- THE EXERCISE:
Set out each line from the following listing that includes the word "true".

- SOURCE MATERIAL:

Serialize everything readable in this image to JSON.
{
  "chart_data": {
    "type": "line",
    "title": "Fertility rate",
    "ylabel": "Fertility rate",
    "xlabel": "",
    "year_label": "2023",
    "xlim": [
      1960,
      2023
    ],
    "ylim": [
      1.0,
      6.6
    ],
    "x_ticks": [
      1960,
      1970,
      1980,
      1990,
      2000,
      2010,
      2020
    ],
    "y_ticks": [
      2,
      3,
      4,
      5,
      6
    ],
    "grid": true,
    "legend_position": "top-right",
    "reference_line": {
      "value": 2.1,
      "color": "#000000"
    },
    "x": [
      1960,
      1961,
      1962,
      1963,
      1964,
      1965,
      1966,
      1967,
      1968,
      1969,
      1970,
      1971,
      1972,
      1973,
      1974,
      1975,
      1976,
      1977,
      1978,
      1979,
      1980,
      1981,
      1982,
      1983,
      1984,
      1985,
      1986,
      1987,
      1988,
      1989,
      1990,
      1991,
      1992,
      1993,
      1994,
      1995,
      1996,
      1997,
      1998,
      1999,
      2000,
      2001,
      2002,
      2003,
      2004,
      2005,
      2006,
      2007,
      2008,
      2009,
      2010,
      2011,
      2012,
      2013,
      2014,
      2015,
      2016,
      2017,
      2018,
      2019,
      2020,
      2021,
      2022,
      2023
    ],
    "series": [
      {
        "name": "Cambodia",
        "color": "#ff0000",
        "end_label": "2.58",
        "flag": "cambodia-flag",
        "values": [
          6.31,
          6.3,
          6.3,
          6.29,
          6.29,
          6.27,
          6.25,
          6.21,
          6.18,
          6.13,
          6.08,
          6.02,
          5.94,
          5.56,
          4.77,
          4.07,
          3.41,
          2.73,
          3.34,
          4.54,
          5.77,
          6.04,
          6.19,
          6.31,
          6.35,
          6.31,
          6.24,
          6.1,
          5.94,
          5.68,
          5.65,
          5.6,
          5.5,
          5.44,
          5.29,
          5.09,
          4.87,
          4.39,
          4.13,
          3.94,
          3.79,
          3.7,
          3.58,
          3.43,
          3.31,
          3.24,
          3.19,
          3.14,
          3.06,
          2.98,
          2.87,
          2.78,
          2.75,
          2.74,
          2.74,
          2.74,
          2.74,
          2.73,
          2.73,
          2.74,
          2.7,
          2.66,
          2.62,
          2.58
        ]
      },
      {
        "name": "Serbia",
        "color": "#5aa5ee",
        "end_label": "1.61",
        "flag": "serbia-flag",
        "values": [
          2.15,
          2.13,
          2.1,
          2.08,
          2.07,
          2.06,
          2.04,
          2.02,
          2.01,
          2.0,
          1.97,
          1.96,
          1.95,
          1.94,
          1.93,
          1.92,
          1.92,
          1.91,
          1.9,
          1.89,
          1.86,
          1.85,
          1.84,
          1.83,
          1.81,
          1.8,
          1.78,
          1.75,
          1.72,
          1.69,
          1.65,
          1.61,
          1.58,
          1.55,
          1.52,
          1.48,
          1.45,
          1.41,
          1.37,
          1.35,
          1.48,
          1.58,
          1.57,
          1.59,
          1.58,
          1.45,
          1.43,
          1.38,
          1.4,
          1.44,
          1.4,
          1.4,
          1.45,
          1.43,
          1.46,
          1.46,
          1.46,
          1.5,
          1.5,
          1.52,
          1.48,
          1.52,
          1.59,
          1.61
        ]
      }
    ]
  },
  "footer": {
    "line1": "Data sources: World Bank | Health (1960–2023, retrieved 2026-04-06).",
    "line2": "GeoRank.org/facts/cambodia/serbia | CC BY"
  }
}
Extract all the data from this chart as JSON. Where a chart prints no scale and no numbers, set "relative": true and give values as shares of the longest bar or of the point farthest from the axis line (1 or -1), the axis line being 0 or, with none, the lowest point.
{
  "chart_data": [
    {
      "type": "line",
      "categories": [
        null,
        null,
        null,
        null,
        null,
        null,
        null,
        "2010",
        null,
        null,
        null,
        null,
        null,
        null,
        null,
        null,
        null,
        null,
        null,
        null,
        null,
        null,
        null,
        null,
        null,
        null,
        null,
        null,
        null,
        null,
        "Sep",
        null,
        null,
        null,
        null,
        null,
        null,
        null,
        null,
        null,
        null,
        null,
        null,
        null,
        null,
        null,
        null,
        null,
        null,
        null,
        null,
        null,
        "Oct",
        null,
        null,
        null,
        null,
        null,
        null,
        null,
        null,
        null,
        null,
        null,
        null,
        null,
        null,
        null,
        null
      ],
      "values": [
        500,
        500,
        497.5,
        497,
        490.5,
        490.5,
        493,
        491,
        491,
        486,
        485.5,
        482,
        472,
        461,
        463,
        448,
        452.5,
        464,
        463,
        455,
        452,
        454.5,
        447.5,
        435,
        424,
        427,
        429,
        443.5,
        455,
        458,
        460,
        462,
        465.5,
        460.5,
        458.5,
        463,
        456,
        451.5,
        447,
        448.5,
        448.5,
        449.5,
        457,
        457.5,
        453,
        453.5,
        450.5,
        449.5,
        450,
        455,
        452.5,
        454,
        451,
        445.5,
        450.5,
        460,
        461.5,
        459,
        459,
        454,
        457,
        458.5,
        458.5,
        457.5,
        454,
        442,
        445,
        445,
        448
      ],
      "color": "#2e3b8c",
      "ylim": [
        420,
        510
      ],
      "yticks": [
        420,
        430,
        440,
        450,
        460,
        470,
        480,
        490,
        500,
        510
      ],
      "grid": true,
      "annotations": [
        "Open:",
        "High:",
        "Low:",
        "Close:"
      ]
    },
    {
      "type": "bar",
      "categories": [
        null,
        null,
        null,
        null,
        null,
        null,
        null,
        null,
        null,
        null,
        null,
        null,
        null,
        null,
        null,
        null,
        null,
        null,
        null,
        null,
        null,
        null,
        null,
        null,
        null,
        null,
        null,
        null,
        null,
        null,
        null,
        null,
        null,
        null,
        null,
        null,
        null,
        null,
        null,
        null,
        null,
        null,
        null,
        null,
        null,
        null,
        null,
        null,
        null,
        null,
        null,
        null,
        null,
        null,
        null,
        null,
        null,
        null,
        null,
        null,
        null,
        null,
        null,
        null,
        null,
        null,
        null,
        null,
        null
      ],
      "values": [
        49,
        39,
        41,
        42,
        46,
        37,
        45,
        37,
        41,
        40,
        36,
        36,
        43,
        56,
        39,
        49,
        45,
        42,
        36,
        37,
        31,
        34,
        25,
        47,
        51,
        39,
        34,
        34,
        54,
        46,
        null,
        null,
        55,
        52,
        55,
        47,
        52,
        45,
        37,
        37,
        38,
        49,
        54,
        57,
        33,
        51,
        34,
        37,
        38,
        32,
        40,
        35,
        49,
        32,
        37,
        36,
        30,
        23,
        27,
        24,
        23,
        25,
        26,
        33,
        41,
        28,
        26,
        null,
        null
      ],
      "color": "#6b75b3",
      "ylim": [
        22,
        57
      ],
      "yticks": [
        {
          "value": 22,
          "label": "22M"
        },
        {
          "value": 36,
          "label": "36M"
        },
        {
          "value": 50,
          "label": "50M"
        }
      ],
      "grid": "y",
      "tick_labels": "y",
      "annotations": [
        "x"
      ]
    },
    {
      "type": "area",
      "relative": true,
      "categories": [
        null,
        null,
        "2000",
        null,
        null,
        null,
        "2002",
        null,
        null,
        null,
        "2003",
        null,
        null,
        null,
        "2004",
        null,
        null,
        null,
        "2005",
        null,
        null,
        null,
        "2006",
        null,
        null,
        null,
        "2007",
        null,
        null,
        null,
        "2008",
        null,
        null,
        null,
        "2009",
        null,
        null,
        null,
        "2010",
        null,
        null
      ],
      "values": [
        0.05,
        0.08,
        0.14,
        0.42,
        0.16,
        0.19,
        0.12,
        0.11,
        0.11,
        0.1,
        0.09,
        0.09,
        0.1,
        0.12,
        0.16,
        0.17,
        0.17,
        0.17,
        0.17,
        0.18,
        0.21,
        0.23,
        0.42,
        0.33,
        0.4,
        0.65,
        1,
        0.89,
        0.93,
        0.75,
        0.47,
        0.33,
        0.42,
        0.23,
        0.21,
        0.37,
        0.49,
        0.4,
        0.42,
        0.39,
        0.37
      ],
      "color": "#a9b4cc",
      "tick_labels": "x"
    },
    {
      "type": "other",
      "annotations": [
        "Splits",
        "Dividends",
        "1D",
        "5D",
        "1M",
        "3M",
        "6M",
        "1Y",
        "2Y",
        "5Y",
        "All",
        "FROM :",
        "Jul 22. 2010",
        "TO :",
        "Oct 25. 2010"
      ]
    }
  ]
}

- FULL RESPONSE:
    "grid": true,
Extract all the data from this chart as JSON. Where a chart prints no scale and no numbers, set "relative": true and give values as shares of the longest bar or of the point farthest from the axis line (1 or -1), the axis line being 0 or, with none, the lowest point.
      "grid": true,
      "relative": true,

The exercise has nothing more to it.